Task description » The lines to be set down run from the line containing "Convert this document image to plain text." through the final line of the data below; print them exactly and print nothing else.

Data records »
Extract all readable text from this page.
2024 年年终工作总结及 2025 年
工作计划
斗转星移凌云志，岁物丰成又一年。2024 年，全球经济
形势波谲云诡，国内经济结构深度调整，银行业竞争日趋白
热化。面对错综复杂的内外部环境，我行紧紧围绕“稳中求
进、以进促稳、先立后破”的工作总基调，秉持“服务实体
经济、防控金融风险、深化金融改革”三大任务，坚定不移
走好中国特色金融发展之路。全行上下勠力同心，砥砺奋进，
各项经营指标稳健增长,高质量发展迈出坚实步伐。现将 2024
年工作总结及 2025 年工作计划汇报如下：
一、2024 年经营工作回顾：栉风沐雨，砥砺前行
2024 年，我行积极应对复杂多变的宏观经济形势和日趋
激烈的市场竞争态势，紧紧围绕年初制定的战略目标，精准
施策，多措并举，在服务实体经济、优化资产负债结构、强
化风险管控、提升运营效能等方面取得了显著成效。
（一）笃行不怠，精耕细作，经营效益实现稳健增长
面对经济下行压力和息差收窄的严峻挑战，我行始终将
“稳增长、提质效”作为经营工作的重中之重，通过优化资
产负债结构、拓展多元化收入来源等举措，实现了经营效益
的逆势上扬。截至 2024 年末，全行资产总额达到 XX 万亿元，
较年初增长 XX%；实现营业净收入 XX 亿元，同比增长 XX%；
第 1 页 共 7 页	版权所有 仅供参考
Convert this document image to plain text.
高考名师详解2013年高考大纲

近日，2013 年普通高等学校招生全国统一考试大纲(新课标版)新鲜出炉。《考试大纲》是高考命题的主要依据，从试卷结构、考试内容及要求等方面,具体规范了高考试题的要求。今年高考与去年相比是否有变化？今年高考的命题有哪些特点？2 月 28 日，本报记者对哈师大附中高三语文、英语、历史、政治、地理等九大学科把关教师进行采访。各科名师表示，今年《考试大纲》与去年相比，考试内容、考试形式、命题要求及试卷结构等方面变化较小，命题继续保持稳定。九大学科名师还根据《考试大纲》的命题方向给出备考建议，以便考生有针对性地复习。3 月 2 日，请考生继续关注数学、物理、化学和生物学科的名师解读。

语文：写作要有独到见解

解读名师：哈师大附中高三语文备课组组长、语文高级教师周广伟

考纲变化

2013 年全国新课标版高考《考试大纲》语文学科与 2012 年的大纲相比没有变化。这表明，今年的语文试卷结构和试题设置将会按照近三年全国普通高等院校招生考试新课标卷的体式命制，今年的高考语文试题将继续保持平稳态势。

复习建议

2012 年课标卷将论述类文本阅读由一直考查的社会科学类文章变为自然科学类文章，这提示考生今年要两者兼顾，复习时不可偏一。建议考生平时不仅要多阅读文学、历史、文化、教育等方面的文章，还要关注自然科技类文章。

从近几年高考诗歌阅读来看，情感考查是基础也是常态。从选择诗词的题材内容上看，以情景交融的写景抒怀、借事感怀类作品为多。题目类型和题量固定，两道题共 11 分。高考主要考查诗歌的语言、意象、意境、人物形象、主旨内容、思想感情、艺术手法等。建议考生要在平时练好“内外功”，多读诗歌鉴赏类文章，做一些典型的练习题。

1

Reply »
Convert this document image to plain text.
高考名师详解2013年高考大纲

近日，2013 年普通高等学校招生全国统一考试大纲(新课标版)新鲜出炉。《考试大纲》是高考命题的主要依据，从试卷结构、考试内容及要求等方面,具体规范了高考试题的要求。今年高考与去年相比是否有变化？今年高考的命题有哪些特点？2 月 28 日，本报记者对哈师大附中高三语文、英语、历史、政治、地理等九大学科把关教师进行采访。各科名师表示，今年《考试大纲》与去年相比，考试内容、考试形式、命题要求及试卷结构等方面变化较小，命题继续保持稳定。九大学科名师还根据《考试大纲》的命题方向给出备考建议，以便考生有针对性地复习。3 月 2 日，请考生继续关注数学、物理、化学和生物学科的名师解读。

语文：写作要有独到见解

解读名师：哈师大附中高三语文备课组组长、语文高级教师周广伟

考纲变化

2013 年全国新课标版高考《考试大纲》语文学科与 2012 年的大纲相比没有变化。这表明，今年的语文试卷结构和试题设置将会按照近三年全国普通高等院校招生考试新课标卷的体式命制，今年的高考语文试题将继续保持平稳态势。

复习建议

2012 年课标卷将论述类文本阅读由一直考查的社会科学类文章变为自然科学类文章，这提示考生今年要两者兼顾，复习时不可偏一。建议考生平时不仅要多阅读文学、历史、文化、教育等方面的文章，还要关注自然科技类文章。

从近几年高考诗歌阅读来看，情感考查是基础也是常态。从选择诗词的题材内容上看，以情景交融的写景抒怀、借事感怀类作品为多。题目类型和题量固定，两道题共 11 分。高考主要考查诗歌的语言、意象、意境、人物形象、主旨内容、思想感情、艺术手法等。建议考生要在平时练好“内外功”，多读诗歌鉴赏类文章，做一些典型的练习题。

1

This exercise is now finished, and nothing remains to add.